Recorded data:
◇ ◇ ◇ ◇ ◇

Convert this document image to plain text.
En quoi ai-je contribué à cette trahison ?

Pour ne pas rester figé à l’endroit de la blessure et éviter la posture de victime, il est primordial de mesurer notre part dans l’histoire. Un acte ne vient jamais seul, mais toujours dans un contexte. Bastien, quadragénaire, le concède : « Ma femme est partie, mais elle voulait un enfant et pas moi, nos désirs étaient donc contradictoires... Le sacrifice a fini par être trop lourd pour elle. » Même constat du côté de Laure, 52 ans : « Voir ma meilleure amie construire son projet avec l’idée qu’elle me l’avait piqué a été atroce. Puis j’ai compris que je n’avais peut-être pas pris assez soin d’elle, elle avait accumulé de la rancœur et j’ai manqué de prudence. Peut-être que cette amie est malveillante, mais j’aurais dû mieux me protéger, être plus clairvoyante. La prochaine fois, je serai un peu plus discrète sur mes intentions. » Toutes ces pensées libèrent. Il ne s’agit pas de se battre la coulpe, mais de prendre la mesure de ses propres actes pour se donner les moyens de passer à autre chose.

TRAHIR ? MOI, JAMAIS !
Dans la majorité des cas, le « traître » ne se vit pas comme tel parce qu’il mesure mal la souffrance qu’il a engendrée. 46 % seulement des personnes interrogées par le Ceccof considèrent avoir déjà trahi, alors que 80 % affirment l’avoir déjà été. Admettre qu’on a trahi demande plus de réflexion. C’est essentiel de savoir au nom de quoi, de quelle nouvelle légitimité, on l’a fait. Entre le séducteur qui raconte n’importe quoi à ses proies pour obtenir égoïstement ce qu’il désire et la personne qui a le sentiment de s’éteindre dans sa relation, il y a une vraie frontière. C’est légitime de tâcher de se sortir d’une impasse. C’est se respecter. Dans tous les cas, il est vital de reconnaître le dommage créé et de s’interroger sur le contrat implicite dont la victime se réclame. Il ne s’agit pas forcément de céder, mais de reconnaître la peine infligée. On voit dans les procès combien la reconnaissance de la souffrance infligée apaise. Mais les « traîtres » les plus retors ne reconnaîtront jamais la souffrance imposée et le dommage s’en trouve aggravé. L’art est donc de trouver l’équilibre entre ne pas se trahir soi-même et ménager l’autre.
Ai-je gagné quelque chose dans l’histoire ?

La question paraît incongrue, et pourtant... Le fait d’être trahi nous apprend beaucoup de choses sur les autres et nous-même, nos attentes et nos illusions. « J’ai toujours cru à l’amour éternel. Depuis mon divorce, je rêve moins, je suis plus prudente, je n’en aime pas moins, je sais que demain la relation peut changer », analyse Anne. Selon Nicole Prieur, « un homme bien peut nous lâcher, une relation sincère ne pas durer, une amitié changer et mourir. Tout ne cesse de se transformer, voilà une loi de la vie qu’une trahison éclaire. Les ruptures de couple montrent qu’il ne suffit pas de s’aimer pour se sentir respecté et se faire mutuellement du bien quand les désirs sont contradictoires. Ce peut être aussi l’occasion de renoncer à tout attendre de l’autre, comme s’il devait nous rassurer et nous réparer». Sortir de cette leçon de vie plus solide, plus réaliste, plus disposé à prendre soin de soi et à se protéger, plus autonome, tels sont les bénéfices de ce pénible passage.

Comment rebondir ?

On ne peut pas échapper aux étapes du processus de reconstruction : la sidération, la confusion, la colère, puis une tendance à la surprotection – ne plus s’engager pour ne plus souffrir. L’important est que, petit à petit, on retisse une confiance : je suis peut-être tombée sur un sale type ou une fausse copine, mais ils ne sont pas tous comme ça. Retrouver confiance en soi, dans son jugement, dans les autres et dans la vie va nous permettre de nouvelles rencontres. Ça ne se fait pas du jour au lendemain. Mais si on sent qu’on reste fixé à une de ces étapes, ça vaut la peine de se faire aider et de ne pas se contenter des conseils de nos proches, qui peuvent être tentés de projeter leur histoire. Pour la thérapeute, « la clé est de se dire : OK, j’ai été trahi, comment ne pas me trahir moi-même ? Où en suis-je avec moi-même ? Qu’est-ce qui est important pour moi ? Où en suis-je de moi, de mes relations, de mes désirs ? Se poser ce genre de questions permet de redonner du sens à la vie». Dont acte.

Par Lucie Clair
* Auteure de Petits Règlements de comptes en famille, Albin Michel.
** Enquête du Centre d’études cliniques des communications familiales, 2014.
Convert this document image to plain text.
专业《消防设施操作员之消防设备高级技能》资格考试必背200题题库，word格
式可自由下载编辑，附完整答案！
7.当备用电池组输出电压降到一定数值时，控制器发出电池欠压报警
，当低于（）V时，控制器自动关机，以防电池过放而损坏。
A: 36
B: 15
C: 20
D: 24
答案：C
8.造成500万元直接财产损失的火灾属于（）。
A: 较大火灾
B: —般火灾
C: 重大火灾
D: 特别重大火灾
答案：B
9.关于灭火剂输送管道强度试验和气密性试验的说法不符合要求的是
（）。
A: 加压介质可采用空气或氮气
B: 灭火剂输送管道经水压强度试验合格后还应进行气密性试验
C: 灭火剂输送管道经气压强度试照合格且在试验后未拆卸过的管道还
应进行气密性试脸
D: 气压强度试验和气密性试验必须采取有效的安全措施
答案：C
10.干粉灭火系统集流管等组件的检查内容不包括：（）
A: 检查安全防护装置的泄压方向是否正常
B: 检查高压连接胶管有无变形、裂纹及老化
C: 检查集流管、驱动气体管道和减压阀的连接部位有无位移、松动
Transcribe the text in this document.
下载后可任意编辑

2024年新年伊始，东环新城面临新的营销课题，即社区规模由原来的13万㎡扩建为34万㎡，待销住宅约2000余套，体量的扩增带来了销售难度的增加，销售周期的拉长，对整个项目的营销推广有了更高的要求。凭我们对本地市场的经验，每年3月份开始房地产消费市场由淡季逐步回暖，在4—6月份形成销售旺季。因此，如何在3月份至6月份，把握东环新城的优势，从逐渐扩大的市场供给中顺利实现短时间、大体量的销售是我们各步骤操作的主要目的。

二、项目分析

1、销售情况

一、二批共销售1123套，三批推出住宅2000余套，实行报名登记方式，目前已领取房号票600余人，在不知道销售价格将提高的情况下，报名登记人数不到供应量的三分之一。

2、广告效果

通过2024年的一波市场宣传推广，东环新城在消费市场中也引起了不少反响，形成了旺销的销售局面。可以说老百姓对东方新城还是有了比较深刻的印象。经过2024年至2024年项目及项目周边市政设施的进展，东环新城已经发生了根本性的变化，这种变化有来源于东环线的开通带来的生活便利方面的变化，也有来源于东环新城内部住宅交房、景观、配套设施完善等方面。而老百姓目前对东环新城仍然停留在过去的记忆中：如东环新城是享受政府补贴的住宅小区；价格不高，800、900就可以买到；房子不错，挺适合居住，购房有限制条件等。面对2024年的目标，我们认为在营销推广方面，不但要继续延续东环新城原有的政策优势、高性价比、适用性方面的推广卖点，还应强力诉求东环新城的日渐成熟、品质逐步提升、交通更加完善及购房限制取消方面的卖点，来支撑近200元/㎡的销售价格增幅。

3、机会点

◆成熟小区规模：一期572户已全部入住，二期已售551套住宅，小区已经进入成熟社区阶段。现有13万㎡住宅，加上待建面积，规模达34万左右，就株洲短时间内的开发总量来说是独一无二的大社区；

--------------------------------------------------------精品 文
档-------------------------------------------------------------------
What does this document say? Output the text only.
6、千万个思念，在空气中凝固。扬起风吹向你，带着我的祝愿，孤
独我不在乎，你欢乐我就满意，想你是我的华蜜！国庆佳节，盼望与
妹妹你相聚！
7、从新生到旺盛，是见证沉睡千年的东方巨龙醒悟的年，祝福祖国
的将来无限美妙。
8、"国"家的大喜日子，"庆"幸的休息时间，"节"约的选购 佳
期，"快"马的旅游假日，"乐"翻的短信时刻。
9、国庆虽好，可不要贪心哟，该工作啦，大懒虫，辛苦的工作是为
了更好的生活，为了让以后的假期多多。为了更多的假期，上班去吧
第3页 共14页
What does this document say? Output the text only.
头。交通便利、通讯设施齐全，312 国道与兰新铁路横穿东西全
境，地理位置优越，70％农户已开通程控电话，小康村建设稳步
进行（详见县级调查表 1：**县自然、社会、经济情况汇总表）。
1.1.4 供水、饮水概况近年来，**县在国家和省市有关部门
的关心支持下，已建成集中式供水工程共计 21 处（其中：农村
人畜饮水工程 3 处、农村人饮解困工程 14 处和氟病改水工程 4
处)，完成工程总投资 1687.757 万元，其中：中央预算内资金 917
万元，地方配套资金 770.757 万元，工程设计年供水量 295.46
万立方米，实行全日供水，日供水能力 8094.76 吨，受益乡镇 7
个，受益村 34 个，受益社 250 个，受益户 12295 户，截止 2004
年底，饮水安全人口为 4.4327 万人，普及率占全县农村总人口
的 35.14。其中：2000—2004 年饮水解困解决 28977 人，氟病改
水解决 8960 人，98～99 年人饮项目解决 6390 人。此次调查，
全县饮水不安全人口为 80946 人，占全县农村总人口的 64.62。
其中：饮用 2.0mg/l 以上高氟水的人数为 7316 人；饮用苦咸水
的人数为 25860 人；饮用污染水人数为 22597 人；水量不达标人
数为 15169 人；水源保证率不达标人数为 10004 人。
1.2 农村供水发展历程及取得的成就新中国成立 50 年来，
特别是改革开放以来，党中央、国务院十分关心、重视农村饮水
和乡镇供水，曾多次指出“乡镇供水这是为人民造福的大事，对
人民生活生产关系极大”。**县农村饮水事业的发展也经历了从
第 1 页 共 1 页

◇ ◇ ◇ ◇ ◇

• _Stated exercise_: Give again only the lines of the material above that run from the one with "Transcribe the text in this document." through the end, both included, exactly as they appear.

• _Correct answer_:
Transcribe the text in this document.
下载后可任意编辑

2024年新年伊始，东环新城面临新的营销课题，即社区规模由原来的13万㎡扩建为34万㎡，待销住宅约2000余套，体量的扩增带来了销售难度的增加，销售周期的拉长，对整个项目的营销推广有了更高的要求。凭我们对本地市场的经验，每年3月份开始房地产消费市场由淡季逐步回暖，在4—6月份形成销售旺季。因此，如何在3月份至6月份，把握东环新城的优势，从逐渐扩大的市场供给中顺利实现短时间、大体量的销售是我们各步骤操作的主要目的。

二、项目分析

1、销售情况

一、二批共销售1123套，三批推出住宅2000余套，实行报名登记方式，目前已领取房号票600余人，在不知道销售价格将提高的情况下，报名登记人数不到供应量的三分之一。

2、广告效果

通过2024年的一波市场宣传推广，东环新城在消费市场中也引起了不少反响，形成了旺销的销售局面。可以说老百姓对东方新城还是有了比较深刻的印象。经过2024年至2024年项目及项目周边市政设施的进展，东环新城已经发生了根本性的变化，这种变化有来源于东环线的开通带来的生活便利方面的变化，也有来源于东环新城内部住宅交房、景观、配套设施完善等方面。而老百姓目前对东环新城仍然停留在过去的记忆中：如东环新城是享受政府补贴的住宅小区；价格不高，800、900就可以买到；房子不错，挺适合居住，购房有限制条件等。面对2024年的目标，我们认为在营销推广方面，不但要继续延续东环新城原有的政策优势、高性价比、适用性方面的推广卖点，还应强力诉求东环新城的日渐成熟、品质逐步提升、交通更加完善及购房限制取消方面的卖点，来支撑近200元/㎡的销售价格增幅。

3、机会点

◆成熟小区规模：一期572户已全部入住，二期已售551套住宅，小区已经进入成熟社区阶段。现有13万㎡住宅，加上待建面积，规模达34万左右，就株洲短时间内的开发总量来说是独一无二的大社区；

--------------------------------------------------------精品 文
档-------------------------------------------------------------------
What does this document say? Output the text only.
6、千万个思念，在空气中凝固。扬起风吹向你，带着我的祝愿，孤
独我不在乎，你欢乐我就满意，想你是我的华蜜！国庆佳节，盼望与
妹妹你相聚！
7、从新生到旺盛，是见证沉睡千年的东方巨龙醒悟的年，祝福祖国
的将来无限美妙。
8、"国"家的大喜日子，"庆"幸的休息时间，"节"约的选购 佳
期，"快"马的旅游假日，"乐"翻的短信时刻。
9、国庆虽好，可不要贪心哟，该工作啦，大懒虫，辛苦的工作是为
了更好的生活，为了让以后的假期多多。为了更多的假期，上班去吧
第3页 共14页
What does this document say? Output the text only.
头。交通便利、通讯设施齐全，312 国道与兰新铁路横穿东西全
境，地理位置优越，70％农户已开通程控电话，小康村建设稳步
进行（详见县级调查表 1：**县自然、社会、经济情况汇总表）。
1.1.4 供水、饮水概况近年来，**县在国家和省市有关部门
的关心支持下，已建成集中式供水工程共计 21 处（其中：农村
人畜饮水工程 3 处、农村人饮解困工程 14 处和氟病改水工程 4
处)，完成工程总投资 1687.757 万元，其中：中央预算内资金 917
万元，地方配套资金 770.757 万元，工程设计年供水量 295.46
万立方米，实行全日供水，日供水能力 8094.76 吨，受益乡镇 7
个，受益村 34 个，受益社 250 个，受益户 12295 户，截止 2004
年底，饮水安全人口为 4.4327 万人，普及率占全县农村总人口
的 35.14。其中：2000—2004 年饮水解困解决 28977 人，氟病改
水解决 8960 人，98～99 年人饮项目解决 6390 人。此次调查，
全县饮水不安全人口为 80946 人，占全县农村总人口的 64.62。
其中：饮用 2.0mg/l 以上高氟水的人数为 7316 人；饮用苦咸水
的人数为 25860 人；饮用污染水人数为 22597 人；水量不达标人
数为 15169 人；水源保证率不达标人数为 10004 人。
1.2 农村供水发展历程及取得的成就新中国成立 50 年来，
特别是改革开放以来，党中央、国务院十分关心、重视农村饮水
和乡镇供水，曾多次指出“乡镇供水这是为人民造福的大事，对
人民生活生产关系极大”。**县农村饮水事业的发展也经历了从
第 1 页 共 1 页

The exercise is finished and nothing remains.